EXERCISE OBJECTIVE: Using the entries that follow, state how many lines contain the word "ffffff". The response is that number and nothing more.

(Collected data)
**********

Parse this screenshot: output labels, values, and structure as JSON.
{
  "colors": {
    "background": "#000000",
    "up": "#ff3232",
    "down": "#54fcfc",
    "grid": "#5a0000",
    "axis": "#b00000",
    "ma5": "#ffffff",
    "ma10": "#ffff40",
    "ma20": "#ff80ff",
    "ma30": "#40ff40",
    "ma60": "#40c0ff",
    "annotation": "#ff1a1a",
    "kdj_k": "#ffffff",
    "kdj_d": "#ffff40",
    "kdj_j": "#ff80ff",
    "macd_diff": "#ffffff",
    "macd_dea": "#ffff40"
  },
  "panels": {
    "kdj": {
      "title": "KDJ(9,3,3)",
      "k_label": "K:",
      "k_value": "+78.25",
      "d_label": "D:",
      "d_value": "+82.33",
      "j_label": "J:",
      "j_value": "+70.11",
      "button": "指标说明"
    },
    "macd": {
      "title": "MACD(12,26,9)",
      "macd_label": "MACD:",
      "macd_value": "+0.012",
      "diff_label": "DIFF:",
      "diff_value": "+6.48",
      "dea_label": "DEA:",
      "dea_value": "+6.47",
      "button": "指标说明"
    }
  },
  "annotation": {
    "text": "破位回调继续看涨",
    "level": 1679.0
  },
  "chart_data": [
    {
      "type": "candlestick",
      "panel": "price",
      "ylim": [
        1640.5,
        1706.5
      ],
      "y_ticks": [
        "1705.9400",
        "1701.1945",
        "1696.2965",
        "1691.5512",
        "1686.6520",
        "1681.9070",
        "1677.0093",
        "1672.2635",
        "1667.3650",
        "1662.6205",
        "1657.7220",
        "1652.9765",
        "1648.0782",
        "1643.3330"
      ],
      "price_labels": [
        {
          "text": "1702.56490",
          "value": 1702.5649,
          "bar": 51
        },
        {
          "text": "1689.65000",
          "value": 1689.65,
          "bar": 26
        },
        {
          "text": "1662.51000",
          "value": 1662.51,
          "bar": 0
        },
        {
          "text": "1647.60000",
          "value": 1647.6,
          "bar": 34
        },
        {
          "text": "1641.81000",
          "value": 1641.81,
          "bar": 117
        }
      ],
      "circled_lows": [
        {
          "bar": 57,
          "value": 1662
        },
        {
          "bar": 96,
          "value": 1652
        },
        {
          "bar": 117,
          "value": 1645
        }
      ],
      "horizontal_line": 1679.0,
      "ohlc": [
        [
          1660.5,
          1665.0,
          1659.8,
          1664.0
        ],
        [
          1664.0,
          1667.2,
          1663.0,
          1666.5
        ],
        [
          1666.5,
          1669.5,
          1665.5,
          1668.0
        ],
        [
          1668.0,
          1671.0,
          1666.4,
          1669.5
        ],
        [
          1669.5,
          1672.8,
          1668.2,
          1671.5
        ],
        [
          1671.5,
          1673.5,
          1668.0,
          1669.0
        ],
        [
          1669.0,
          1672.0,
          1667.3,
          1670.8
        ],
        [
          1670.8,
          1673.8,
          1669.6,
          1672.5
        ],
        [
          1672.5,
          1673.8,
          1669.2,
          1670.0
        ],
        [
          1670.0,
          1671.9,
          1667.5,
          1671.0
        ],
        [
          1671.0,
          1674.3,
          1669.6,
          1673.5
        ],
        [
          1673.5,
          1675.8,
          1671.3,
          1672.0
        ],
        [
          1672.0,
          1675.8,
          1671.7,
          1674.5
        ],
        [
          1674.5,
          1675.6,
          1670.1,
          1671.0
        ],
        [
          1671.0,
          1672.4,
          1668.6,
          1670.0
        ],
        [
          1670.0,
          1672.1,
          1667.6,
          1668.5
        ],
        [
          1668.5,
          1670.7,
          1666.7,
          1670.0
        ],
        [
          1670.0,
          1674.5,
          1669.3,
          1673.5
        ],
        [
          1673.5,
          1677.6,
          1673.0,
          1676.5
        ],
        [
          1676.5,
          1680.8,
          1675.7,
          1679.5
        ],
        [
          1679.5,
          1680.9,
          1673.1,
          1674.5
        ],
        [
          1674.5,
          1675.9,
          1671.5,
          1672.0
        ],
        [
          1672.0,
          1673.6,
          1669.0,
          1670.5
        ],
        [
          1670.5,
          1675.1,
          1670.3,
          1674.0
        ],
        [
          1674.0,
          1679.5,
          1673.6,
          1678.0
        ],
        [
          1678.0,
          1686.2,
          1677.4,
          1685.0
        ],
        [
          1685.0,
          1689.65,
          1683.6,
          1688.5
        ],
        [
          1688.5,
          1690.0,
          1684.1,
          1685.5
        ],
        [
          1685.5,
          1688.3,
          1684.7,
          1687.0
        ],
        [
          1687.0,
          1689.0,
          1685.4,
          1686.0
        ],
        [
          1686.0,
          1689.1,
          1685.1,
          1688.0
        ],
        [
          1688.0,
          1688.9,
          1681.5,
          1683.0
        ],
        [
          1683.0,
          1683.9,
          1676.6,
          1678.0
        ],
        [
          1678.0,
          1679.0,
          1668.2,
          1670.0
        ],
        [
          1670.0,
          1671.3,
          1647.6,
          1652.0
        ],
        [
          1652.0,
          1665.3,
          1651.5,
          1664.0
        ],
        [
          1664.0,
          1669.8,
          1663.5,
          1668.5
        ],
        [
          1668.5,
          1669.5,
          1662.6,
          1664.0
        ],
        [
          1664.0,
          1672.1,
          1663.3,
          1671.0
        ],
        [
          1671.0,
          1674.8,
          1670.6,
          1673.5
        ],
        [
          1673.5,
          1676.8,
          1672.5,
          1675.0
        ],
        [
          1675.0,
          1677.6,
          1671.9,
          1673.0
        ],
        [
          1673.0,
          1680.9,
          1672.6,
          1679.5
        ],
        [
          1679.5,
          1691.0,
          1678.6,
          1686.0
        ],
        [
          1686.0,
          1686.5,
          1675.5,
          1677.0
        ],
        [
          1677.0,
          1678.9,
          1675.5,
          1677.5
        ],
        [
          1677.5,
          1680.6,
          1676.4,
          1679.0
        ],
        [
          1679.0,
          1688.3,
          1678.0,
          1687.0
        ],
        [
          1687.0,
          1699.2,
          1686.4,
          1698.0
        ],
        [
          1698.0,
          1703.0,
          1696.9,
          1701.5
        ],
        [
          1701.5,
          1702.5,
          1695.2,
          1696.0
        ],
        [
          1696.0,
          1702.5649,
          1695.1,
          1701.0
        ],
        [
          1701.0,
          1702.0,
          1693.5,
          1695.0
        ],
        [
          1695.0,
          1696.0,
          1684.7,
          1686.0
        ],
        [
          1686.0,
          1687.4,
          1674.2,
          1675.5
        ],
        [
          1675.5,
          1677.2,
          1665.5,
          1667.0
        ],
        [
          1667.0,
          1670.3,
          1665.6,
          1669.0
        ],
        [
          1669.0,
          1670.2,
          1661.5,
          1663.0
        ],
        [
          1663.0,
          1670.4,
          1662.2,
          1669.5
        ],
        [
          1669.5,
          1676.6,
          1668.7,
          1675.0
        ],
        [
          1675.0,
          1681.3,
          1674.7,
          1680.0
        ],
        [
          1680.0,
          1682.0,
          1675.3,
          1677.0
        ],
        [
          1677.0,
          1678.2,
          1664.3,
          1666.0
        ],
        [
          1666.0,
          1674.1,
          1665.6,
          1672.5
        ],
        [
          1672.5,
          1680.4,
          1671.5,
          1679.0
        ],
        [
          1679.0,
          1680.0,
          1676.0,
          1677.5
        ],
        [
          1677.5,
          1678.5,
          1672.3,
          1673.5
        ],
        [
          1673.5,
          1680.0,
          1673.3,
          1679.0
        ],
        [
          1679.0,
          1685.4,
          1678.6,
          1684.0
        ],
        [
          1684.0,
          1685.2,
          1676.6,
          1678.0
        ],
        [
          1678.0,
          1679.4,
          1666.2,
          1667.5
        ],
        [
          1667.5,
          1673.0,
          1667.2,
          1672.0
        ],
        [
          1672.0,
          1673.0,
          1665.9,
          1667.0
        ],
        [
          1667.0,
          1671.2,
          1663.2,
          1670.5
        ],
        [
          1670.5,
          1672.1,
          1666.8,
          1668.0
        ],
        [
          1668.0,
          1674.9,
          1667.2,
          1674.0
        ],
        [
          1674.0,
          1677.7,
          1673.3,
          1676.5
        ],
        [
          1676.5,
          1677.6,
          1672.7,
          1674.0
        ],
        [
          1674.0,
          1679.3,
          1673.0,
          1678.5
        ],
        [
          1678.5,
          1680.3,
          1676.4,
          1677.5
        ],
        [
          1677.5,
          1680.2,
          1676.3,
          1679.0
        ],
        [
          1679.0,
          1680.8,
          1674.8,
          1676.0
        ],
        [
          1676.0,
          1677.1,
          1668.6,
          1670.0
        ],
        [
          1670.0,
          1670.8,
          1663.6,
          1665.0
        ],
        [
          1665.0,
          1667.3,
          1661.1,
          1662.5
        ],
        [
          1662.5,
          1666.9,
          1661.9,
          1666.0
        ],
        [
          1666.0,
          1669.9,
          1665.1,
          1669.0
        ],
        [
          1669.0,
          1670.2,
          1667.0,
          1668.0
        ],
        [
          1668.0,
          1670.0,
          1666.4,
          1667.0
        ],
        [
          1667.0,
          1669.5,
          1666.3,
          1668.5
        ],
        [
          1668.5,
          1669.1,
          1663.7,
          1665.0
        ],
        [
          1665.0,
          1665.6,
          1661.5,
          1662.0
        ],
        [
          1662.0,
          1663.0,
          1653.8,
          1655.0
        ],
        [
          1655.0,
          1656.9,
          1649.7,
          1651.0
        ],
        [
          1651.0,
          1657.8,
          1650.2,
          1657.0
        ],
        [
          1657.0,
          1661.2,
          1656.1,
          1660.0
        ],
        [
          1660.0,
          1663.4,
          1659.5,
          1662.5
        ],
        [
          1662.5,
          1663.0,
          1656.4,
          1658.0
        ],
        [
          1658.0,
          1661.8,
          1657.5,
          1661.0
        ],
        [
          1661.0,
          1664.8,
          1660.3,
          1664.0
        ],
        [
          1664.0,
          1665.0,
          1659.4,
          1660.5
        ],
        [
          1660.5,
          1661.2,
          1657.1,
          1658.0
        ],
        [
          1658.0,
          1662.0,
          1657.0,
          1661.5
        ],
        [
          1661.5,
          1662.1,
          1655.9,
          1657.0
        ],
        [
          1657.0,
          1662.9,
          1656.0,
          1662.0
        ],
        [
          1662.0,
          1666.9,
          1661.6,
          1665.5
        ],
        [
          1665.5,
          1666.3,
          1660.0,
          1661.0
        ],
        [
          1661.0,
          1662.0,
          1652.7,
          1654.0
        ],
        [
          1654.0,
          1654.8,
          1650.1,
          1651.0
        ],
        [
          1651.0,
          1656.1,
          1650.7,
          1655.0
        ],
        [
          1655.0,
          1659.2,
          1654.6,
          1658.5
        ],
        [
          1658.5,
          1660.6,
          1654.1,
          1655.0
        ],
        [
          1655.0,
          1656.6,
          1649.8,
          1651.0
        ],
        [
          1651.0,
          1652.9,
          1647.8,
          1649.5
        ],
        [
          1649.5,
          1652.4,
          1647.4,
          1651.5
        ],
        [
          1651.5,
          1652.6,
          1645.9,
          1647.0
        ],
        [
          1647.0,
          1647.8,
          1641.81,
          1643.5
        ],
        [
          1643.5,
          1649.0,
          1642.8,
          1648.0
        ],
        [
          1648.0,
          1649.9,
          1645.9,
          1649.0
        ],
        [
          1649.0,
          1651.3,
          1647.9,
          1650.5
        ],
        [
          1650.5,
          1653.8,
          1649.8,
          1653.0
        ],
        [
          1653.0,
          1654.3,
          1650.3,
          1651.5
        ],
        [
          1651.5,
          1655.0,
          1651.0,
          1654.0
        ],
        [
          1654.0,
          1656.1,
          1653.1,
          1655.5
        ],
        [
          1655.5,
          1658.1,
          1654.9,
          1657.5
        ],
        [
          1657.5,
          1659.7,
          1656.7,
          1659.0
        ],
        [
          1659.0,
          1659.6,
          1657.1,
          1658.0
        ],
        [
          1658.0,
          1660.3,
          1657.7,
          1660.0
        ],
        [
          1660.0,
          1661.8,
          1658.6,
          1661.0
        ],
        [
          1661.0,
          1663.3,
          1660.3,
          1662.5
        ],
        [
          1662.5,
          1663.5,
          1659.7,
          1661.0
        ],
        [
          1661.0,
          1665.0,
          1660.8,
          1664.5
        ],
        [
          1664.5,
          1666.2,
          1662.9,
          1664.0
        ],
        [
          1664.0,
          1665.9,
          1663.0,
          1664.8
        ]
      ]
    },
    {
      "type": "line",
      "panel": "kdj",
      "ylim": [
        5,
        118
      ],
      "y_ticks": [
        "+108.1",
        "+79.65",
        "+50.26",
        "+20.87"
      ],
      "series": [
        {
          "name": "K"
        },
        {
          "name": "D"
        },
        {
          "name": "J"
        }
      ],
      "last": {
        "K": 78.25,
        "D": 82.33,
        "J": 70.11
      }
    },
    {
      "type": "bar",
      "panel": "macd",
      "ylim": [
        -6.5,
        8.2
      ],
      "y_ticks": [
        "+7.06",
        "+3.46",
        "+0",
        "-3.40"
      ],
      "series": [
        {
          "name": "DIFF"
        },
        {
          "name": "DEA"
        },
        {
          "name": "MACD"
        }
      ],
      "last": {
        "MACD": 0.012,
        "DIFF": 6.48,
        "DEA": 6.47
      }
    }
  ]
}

**********

ANSWER TO THE EXERCISE: 3